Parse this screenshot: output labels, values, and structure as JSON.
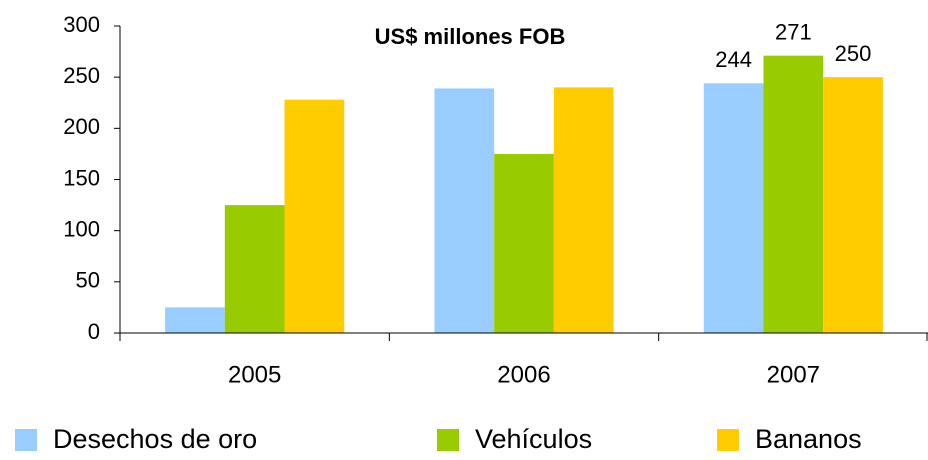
{
  "chart_data": {
    "type": "bar",
    "title": "US$ millones FOB",
    "categories": [
      "2005",
      "2006",
      "2007"
    ],
    "series": [
      {
        "name": "Desechos de oro",
        "color": "#99ccff",
        "values": [
          25,
          239,
          244
        ],
        "value_labels": [
          null,
          null,
          "244"
        ]
      },
      {
        "name": "Vehículos",
        "color": "#99cc00",
        "values": [
          125,
          175,
          271
        ],
        "value_labels": [
          null,
          null,
          "271"
        ]
      },
      {
        "name": "Bananos",
        "color": "#ffcc00",
        "values": [
          228,
          240,
          250
        ],
        "value_labels": [
          null,
          null,
          "250"
        ]
      }
    ],
    "ylim": [
      0,
      300
    ],
    "yticks": [
      0,
      50,
      100,
      150,
      200,
      250,
      300
    ],
    "grid": false,
    "legend": "bottom"
  }
}
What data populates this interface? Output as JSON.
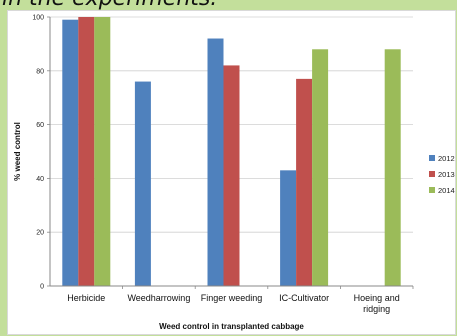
{
  "banner": {
    "text": "in the experiments:"
  },
  "chart_data": {
    "type": "bar",
    "title": "",
    "xlabel": "Weed control in transplanted cabbage",
    "ylabel": "% weed control",
    "ylim": [
      0,
      100
    ],
    "yticks": [
      0,
      20,
      40,
      60,
      80,
      100
    ],
    "grid": true,
    "legend": "right",
    "categories": [
      "Herbicide",
      "Weedharrowing",
      "Finger weeding",
      "IC-Cultivator",
      "Hoeing and\nridging"
    ],
    "series": [
      {
        "name": "2012",
        "color": "#4f81bd",
        "values": [
          99,
          76,
          92,
          43,
          null
        ]
      },
      {
        "name": "2013",
        "color": "#c0504d",
        "values": [
          100,
          null,
          82,
          77,
          null
        ]
      },
      {
        "name": "2014",
        "color": "#9bbb59",
        "values": [
          100,
          null,
          null,
          88,
          88
        ]
      }
    ]
  }
}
____________
Copy all the lines of data exactly as they appear, dropping any images.

# SOLUTION TO THIS EXERCISE
Parse this screenshot: output labels, values, and structure as JSON.
{
  "chart_data": {
    "type": "bar",
    "title": "US$ millones FOB",
    "categories": [
      "2005",
      "2006",
      "2007"
    ],
    "series": [
      {
        "name": "Desechos de oro",
        "color": "#99ccff",
        "values": [
          25,
          239,
          244
        ],
        "value_labels": [
          null,
          null,
          "244"
        ]
      },
      {
        "name": "Vehículos",
        "color": "#99cc00",
        "values": [
          125,
          175,
          271
        ],
        "value_labels": [
          null,
          null,
          "271"
        ]
      },
      {
        "name": "Bananos",
        "color": "#ffcc00",
        "values": [
          228,
          240,
          250
        ],
        "value_labels": [
          null,
          null,
          "250"
        ]
      }
    ],
    "ylim": [
      0,
      300
    ],
    "yticks": [
      0,
      50,
      100,
      150,
      200,
      250,
      300
    ],
    "grid": false,
    "legend": "bottom"
  }
}
What data populates this interface? Output as JSON.
{
  "banner": {
    "text": "in the experiments:"
  },
  "chart_data": {
    "type": "bar",
    "title": "",
    "xlabel": "Weed control in transplanted cabbage",
    "ylabel": "% weed control",
    "ylim": [
      0,
      100
    ],
    "yticks": [
      0,
      20,
      40,
      60,
      80,
      100
    ],
    "grid": true,
    "legend": "right",
    "categories": [
      "Herbicide",
      "Weedharrowing",
      "Finger weeding",
      "IC-Cultivator",
      "Hoeing and\nridging"
    ],
    "series": [
      {
        "name": "2012",
        "color": "#4f81bd",
        "values": [
          99,
          76,
          92,
          43,
          null
        ]
      },
      {
        "name": "2013",
        "color": "#c0504d",
        "values": [
          100,
          null,
          82,
          77,
          null
        ]
      },
      {
        "name": "2014",
        "color": "#9bbb59",
        "values": [
          100,
          null,
          null,
          88,
          88
        ]
      }
    ]
  }
}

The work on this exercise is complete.